Please copy every line of the records below that holds the word "sekä".

========

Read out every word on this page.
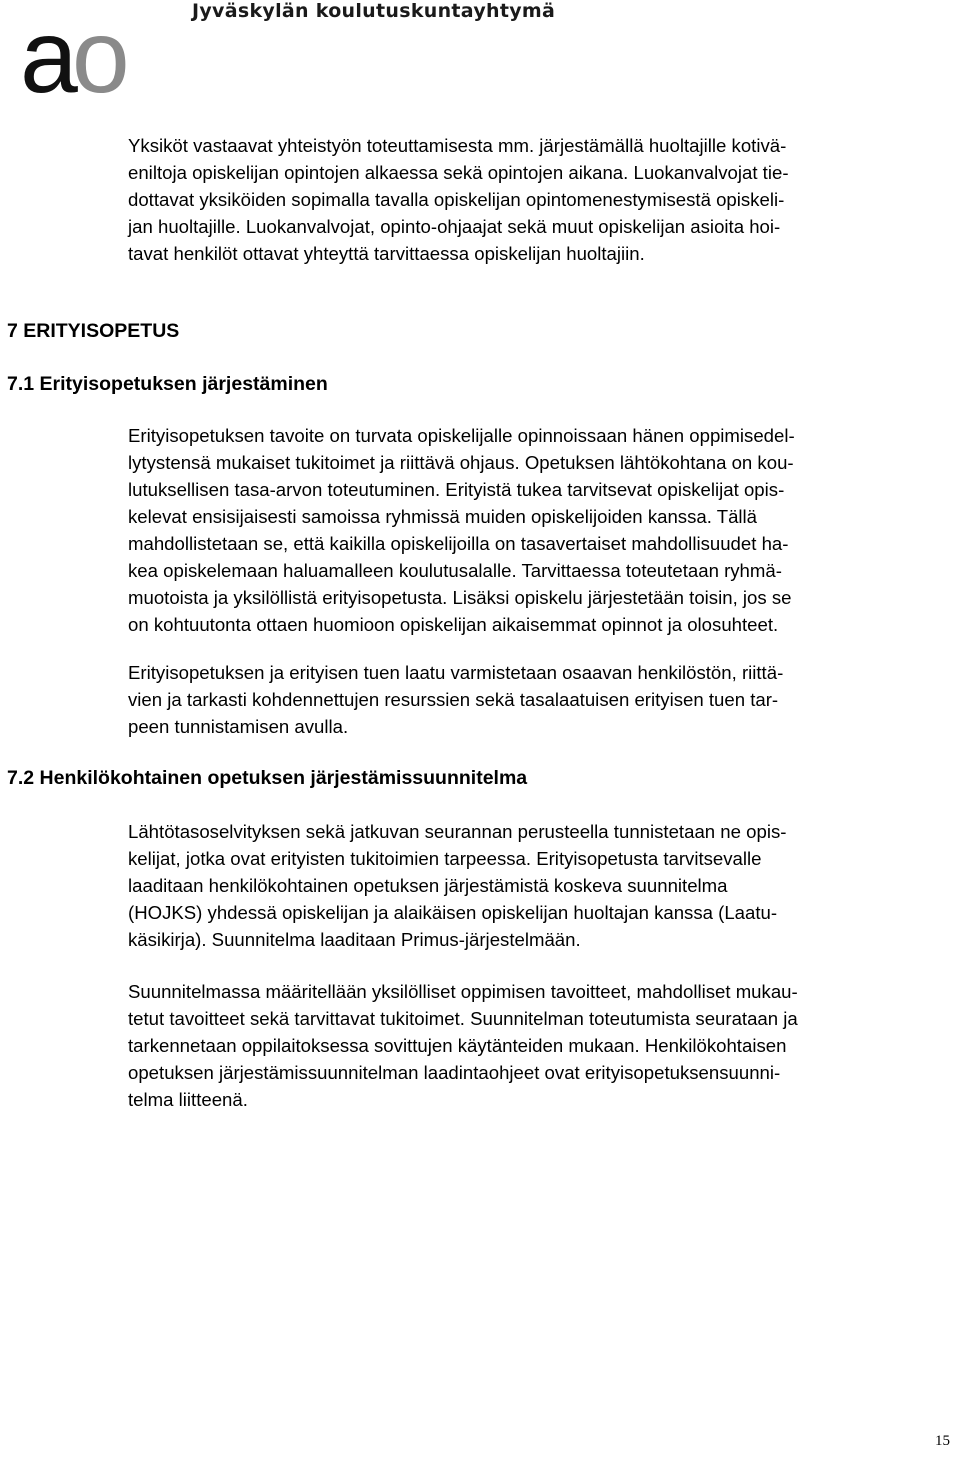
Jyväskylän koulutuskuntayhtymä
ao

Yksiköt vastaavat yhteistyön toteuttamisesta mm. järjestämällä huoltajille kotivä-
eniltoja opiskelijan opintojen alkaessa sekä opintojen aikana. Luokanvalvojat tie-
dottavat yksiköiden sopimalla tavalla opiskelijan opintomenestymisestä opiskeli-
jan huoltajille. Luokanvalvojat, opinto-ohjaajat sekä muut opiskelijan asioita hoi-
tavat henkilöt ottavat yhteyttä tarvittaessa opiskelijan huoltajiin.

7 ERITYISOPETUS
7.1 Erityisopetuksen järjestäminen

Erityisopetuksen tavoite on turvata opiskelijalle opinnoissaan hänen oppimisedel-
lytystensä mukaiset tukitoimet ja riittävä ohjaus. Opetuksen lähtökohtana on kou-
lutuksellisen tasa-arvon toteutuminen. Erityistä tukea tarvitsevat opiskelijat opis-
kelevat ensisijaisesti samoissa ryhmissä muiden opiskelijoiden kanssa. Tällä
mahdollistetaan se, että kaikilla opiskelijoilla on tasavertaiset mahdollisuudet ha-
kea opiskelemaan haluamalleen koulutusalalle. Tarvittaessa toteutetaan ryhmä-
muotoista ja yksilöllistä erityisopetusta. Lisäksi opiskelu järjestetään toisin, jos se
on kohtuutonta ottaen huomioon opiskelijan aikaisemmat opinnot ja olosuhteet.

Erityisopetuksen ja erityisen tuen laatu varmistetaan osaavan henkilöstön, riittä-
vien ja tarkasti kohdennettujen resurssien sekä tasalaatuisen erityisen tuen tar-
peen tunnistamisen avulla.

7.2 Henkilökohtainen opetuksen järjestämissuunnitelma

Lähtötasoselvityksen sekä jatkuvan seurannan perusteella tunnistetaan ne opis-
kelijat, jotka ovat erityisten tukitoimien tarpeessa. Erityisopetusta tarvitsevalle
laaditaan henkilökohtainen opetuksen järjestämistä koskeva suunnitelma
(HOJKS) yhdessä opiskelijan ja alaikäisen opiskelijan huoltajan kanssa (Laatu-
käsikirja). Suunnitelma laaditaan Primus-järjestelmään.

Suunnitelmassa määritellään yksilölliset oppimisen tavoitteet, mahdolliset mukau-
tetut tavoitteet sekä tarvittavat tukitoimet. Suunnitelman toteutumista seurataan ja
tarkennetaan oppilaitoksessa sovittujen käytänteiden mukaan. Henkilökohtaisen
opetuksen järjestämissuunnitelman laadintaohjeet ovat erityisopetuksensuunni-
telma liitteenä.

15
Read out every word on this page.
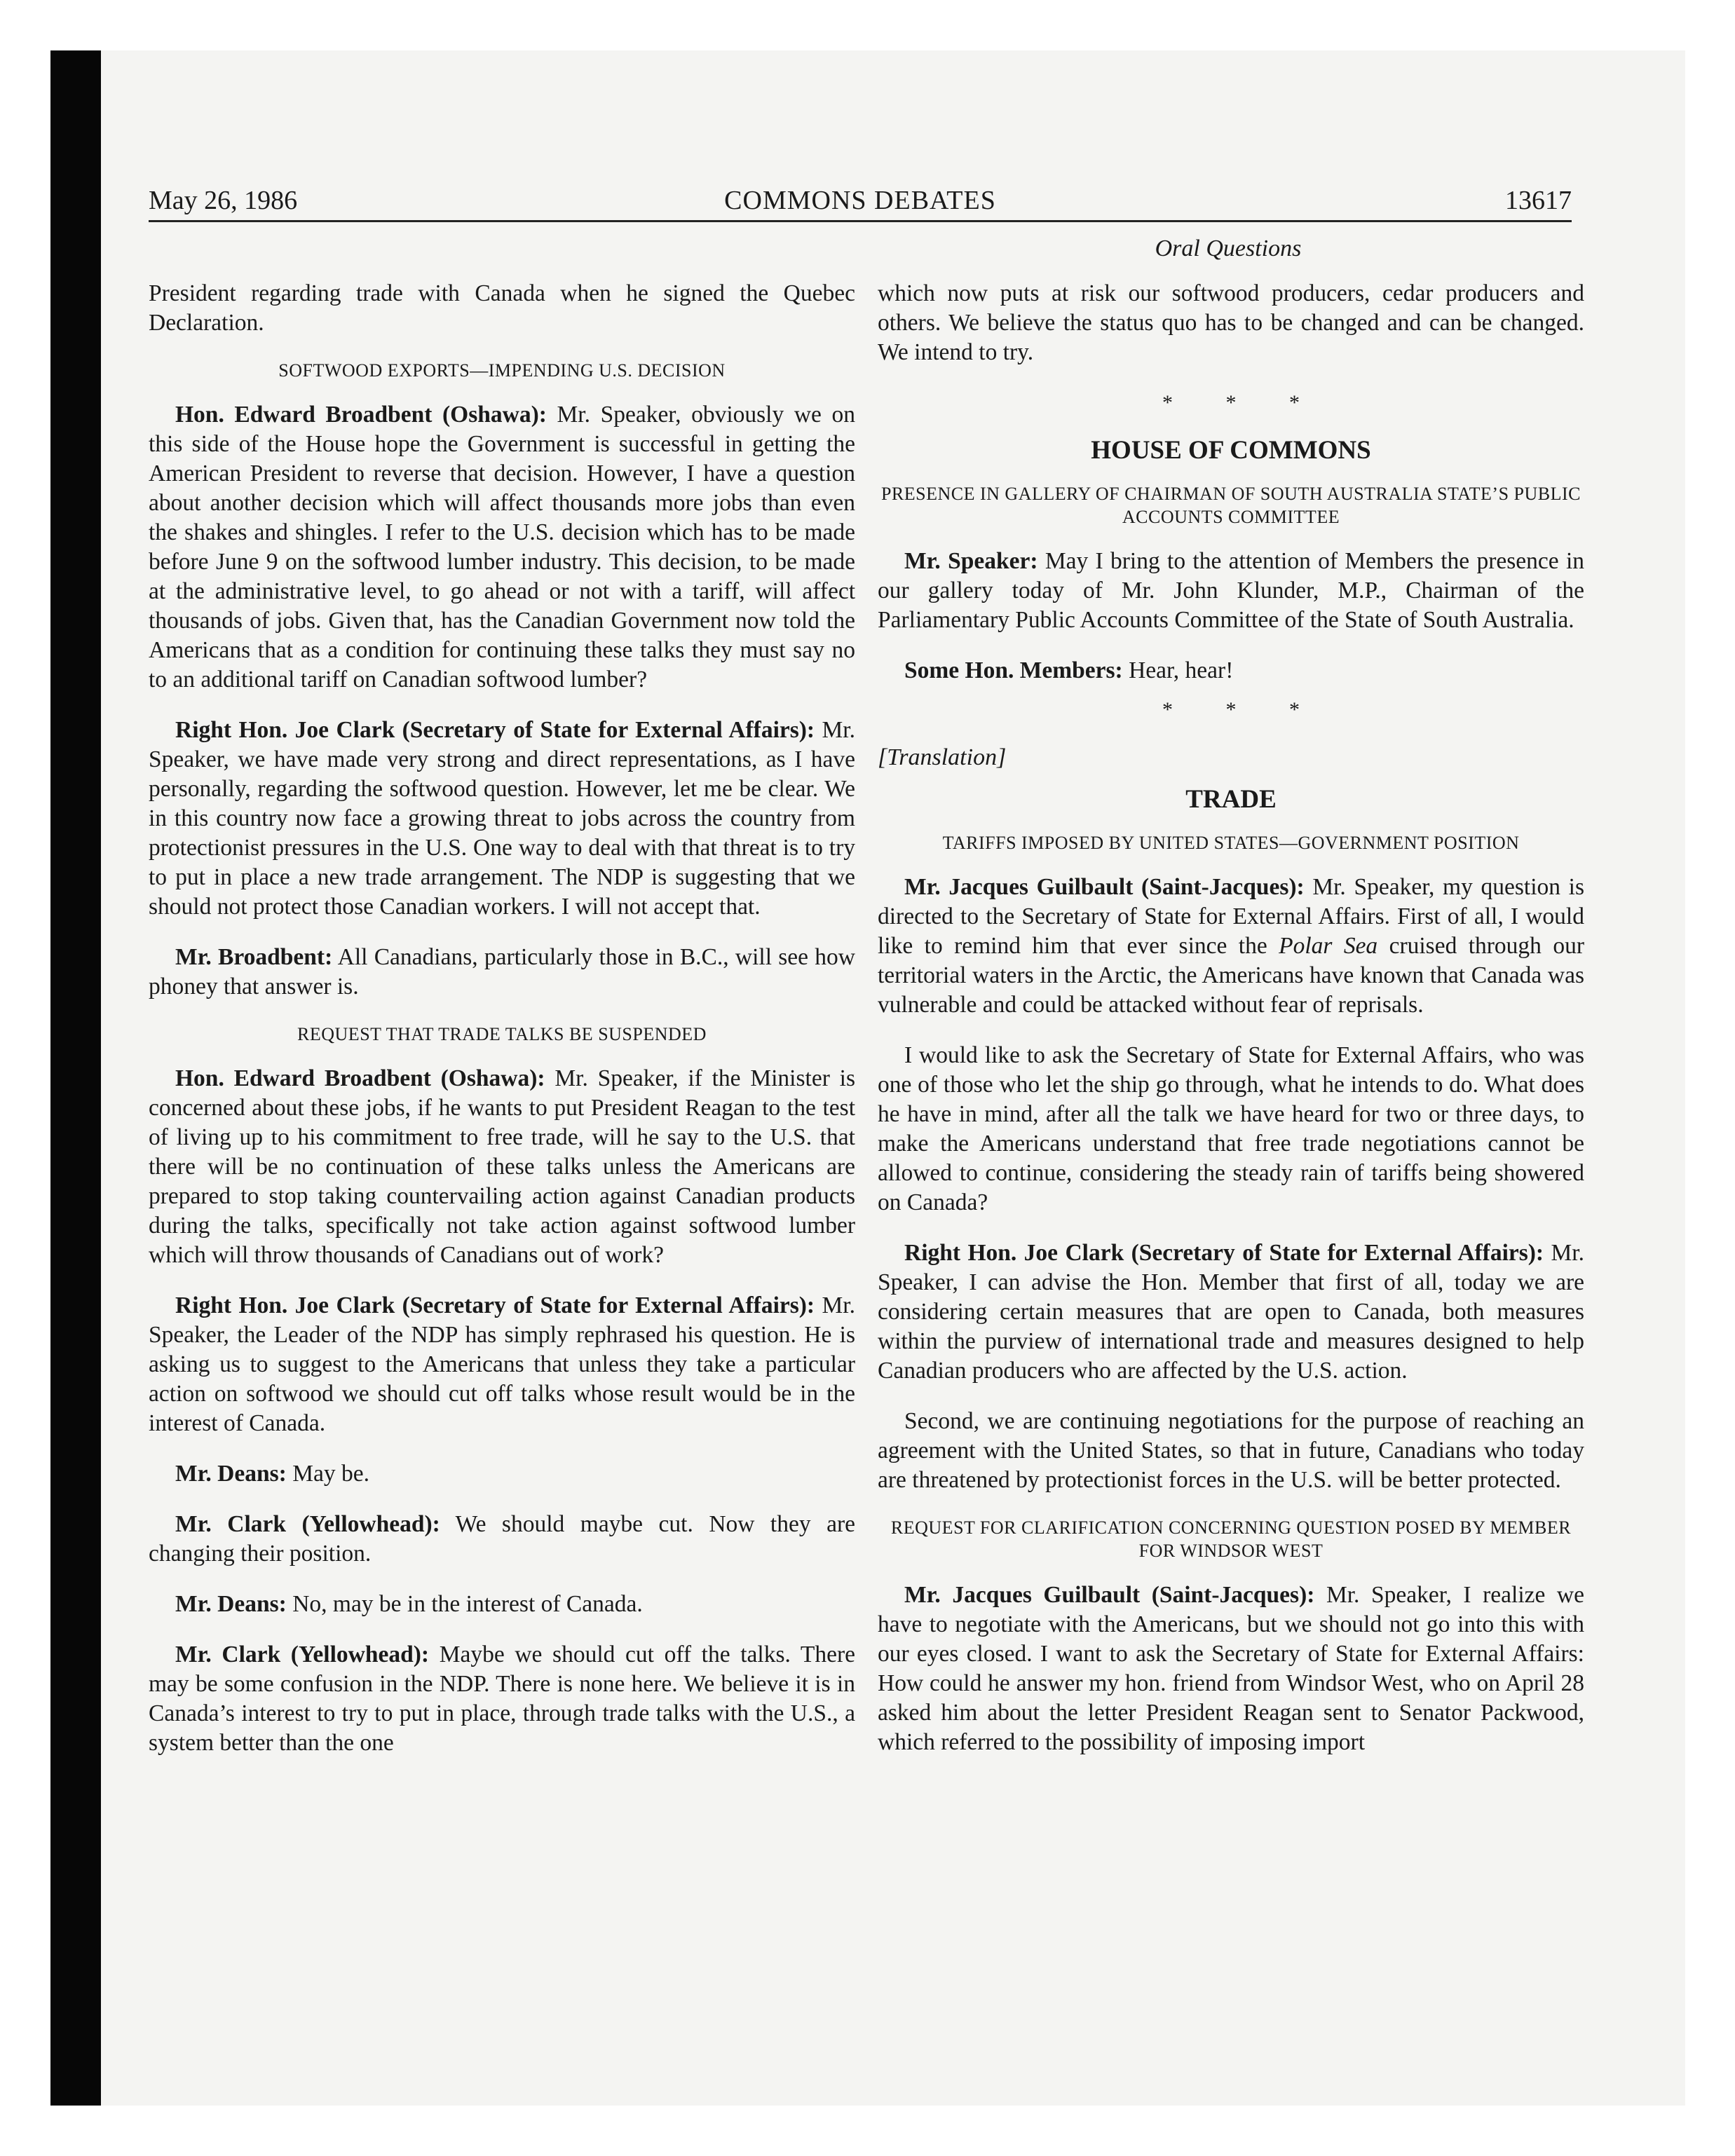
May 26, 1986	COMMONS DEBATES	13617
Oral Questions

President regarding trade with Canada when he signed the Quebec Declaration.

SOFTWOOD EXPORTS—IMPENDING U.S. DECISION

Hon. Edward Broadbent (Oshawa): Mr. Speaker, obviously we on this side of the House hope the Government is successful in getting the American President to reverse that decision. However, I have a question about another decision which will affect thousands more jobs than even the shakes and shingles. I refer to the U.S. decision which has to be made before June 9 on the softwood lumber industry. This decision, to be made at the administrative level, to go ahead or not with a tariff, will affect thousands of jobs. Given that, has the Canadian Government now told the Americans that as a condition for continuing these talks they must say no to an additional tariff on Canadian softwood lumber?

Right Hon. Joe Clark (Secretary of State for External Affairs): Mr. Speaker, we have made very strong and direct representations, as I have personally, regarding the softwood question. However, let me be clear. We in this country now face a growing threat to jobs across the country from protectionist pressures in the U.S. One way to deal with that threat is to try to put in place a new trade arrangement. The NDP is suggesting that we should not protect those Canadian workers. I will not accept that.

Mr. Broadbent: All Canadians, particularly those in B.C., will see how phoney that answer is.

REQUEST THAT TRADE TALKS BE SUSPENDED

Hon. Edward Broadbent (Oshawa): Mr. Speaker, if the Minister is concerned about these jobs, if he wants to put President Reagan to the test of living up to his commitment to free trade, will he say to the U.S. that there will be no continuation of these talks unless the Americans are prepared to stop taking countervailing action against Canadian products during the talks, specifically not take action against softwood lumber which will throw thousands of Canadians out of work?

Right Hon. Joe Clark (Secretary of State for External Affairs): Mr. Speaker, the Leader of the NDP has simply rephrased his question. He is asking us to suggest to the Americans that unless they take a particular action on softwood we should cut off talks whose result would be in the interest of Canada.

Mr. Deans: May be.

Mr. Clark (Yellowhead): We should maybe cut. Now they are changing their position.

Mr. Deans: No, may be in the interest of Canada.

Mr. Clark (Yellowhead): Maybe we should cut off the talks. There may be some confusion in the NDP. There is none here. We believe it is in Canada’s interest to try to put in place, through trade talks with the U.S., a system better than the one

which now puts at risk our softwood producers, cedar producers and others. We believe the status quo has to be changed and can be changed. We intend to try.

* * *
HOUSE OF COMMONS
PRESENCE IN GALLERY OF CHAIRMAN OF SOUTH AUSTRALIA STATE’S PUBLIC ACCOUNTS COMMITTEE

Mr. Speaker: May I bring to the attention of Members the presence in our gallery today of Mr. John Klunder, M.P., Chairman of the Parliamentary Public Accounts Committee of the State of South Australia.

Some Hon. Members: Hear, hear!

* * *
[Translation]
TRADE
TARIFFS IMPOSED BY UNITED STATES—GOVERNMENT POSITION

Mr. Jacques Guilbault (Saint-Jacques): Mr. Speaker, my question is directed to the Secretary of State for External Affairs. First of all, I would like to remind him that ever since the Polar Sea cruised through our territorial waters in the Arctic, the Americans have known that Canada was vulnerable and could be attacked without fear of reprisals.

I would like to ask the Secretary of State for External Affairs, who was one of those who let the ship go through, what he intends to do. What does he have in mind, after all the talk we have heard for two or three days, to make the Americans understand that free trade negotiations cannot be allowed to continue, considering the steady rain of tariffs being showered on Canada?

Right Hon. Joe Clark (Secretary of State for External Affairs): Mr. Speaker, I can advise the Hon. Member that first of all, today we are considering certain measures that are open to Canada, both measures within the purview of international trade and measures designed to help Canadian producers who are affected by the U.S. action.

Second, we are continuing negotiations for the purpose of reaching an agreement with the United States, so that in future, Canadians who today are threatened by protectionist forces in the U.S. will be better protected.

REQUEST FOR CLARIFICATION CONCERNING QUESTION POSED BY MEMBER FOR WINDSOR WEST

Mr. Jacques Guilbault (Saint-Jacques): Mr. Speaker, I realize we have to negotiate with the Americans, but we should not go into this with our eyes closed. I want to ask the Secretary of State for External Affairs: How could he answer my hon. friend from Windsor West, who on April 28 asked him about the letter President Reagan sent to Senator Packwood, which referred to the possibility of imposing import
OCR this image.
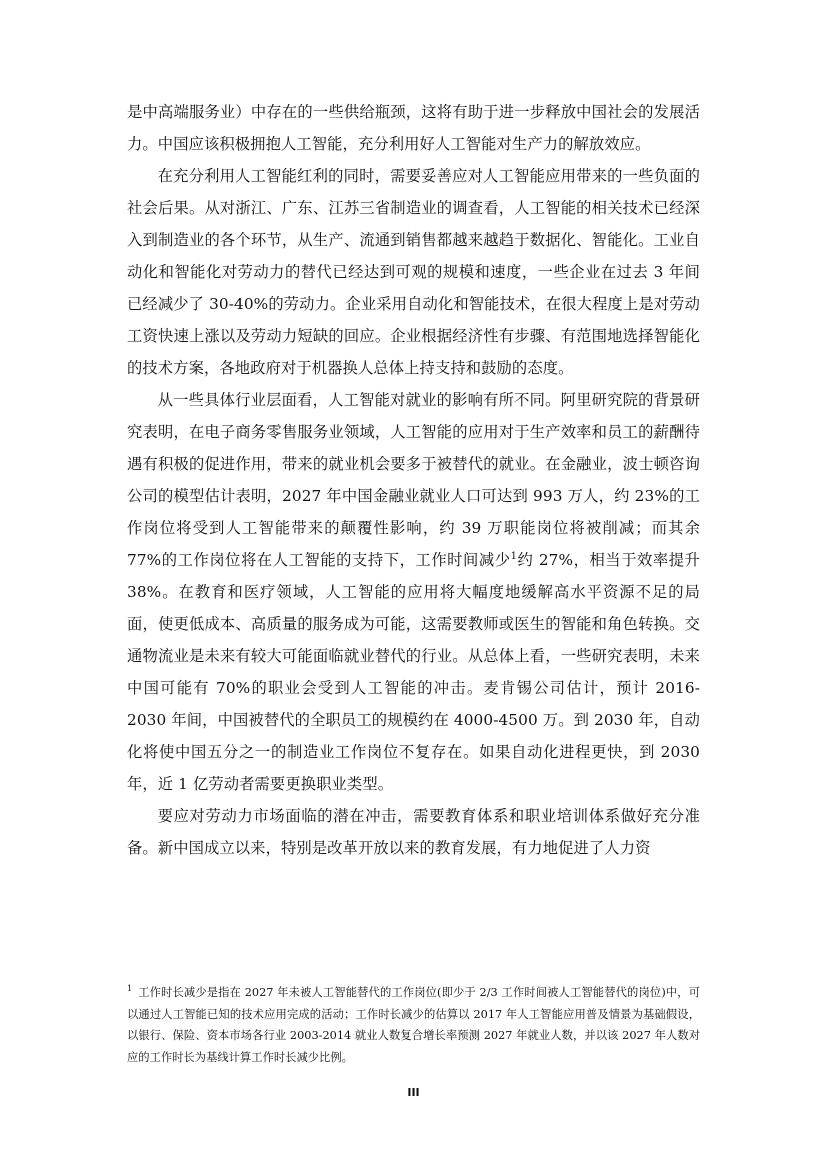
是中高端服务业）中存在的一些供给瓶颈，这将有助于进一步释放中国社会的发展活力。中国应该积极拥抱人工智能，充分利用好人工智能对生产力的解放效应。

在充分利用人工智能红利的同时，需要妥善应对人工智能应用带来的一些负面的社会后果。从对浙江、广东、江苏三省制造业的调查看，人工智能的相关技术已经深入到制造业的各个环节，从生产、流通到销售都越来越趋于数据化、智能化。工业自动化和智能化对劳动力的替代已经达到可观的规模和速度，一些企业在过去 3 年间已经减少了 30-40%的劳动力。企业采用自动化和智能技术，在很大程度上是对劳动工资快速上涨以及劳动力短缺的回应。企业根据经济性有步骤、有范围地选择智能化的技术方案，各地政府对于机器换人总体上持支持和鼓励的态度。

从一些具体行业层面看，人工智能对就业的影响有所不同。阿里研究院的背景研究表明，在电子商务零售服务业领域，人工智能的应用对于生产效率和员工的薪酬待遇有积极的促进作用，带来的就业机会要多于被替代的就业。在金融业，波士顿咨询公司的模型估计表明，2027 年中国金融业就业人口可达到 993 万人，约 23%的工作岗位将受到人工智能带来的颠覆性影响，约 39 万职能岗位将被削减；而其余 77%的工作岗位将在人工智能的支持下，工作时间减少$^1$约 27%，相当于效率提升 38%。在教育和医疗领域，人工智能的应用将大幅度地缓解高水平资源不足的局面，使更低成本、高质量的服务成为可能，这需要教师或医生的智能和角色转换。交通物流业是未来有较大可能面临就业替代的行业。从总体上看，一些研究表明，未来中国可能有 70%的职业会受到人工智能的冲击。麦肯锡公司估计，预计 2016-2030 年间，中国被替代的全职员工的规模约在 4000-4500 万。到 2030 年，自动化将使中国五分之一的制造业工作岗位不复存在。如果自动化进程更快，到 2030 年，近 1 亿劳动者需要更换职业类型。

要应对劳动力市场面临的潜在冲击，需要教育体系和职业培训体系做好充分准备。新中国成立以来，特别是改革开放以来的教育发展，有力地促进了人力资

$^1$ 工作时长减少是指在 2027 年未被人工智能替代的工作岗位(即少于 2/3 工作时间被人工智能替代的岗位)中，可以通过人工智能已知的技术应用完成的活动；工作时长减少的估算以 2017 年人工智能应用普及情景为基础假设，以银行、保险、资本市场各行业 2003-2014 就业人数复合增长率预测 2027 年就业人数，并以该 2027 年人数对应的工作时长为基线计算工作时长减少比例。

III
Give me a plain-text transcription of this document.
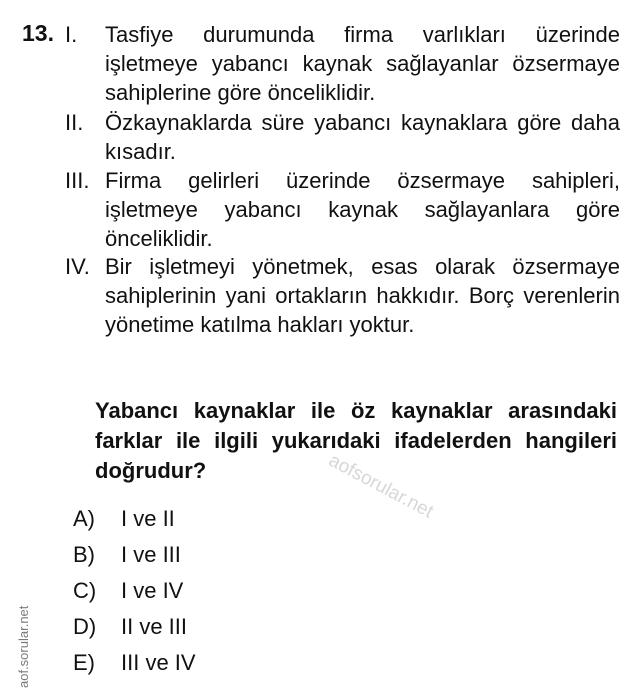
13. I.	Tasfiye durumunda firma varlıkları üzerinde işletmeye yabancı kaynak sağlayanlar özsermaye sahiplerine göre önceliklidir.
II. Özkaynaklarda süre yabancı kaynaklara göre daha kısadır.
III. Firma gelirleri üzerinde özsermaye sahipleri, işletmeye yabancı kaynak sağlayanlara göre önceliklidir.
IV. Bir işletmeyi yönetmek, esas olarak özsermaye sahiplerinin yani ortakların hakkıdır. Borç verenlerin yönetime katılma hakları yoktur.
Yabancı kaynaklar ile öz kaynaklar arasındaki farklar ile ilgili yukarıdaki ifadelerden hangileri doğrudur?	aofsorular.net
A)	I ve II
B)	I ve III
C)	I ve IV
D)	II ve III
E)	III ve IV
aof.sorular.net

========

Correct response =
eniltoja opiskelijan opintojen alkaessa sekä opintojen aikana. Luokanvalvojat tie-
jan huoltajille. Luokanvalvojat, opinto-ohjaajat sekä muut opiskelijan asioita hoi-
vien ja tarkasti kohdennettujen resurssien sekä tasalaatuisen erityisen tuen tar-
Lähtötasoselvityksen sekä jatkuvan seurannan perusteella tunnistetaan ne opis-
tetut tavoitteet sekä tarvittavat tukitoimet. Suunnitelman toteutumista seurataan ja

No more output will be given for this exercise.